■ Requirement ■
Each record that follows should be repeated exactly, minus any images.

Stored entries:
==================================================

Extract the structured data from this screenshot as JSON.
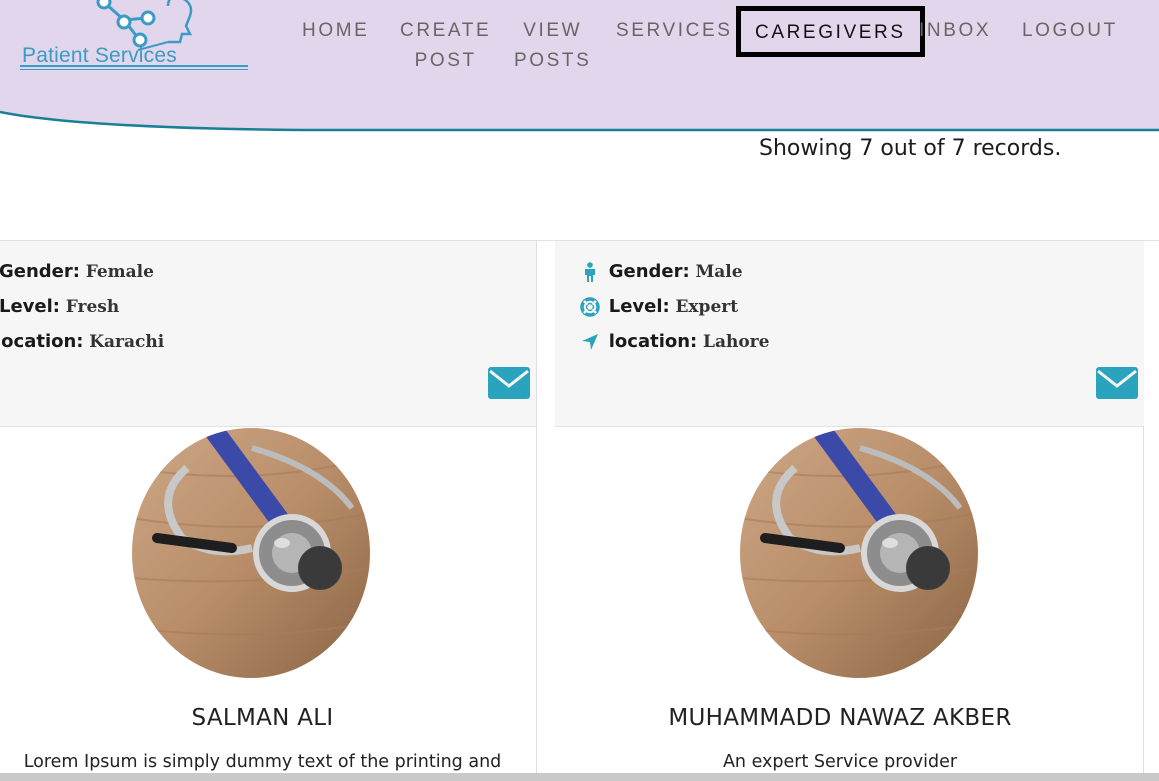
{
  "logo": {
    "text": "Patient Services"
  },
  "nav": {
    "home": "HOME",
    "create_1": "CREATE",
    "create_2": "POST",
    "view_1": "VIEW",
    "view_2": "POSTS",
    "services": "SERVICES",
    "caregivers": "CAREGIVERS",
    "inbox": "INBOX",
    "logout": "LOGOUT",
    "active": "CAREGIVERS"
  },
  "records_text": "Showing 7 out of 7 records.",
  "labels": {
    "gender": "Gender:",
    "level": "Level:",
    "location": "location:"
  },
  "cards": [
    {
      "gender": "Female",
      "level": "Fresh",
      "location": "Karachi",
      "name": "SALMAN ALI",
      "description": "Lorem Ipsum is simply dummy text of the printing and"
    },
    {
      "gender": "Male",
      "level": "Expert",
      "location": "Lahore",
      "name": "MUHAMMADD NAWAZ AKBER",
      "description": "An expert Service provider"
    }
  ],
  "icons": {
    "gender": "person-icon",
    "level": "life-ring-icon",
    "location": "location-arrow-icon",
    "message": "envelope-icon",
    "image": "stethoscope-image"
  },
  "colors": {
    "header_bg": "#e2d6ec",
    "accent": "#2aa3bf",
    "wave_line": "#1a7f94",
    "active_border": "#000000"
  }
}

==================================================

■ Solution ■
Extract the structured data from this screenshot as JSON.
{
  "logo": {
    "text": "Patient Services"
  },
  "nav": {
    "home": "HOME",
    "create_1": "CREATE",
    "create_2": "POST",
    "view_1": "VIEW",
    "view_2": "POSTS",
    "services": "SERVICES",
    "caregivers": "CAREGIVERS",
    "inbox": "INBOX",
    "logout": "LOGOUT",
    "active": "CAREGIVERS"
  },
  "records_text": "Showing 7 out of 7 records.",
  "labels": {
    "gender": "Gender:",
    "level": "Level:",
    "location": "location:"
  },
  "cards": [
    {
      "gender": "Female",
      "level": "Fresh",
      "location": "Karachi",
      "name": "SALMAN ALI",
      "description": "Lorem Ipsum is simply dummy text of the printing and"
    },
    {
      "gender": "Male",
      "level": "Expert",
      "location": "Lahore",
      "name": "MUHAMMADD NAWAZ AKBER",
      "description": "An expert Service provider"
    }
  ],
  "icons": {
    "gender": "person-icon",
    "level": "life-ring-icon",
    "location": "location-arrow-icon",
    "message": "envelope-icon",
    "image": "stethoscope-image"
  },
  "colors": {
    "header_bg": "#e2d6ec",
    "accent": "#2aa3bf",
    "wave_line": "#1a7f94",
    "active_border": "#000000"
  }
}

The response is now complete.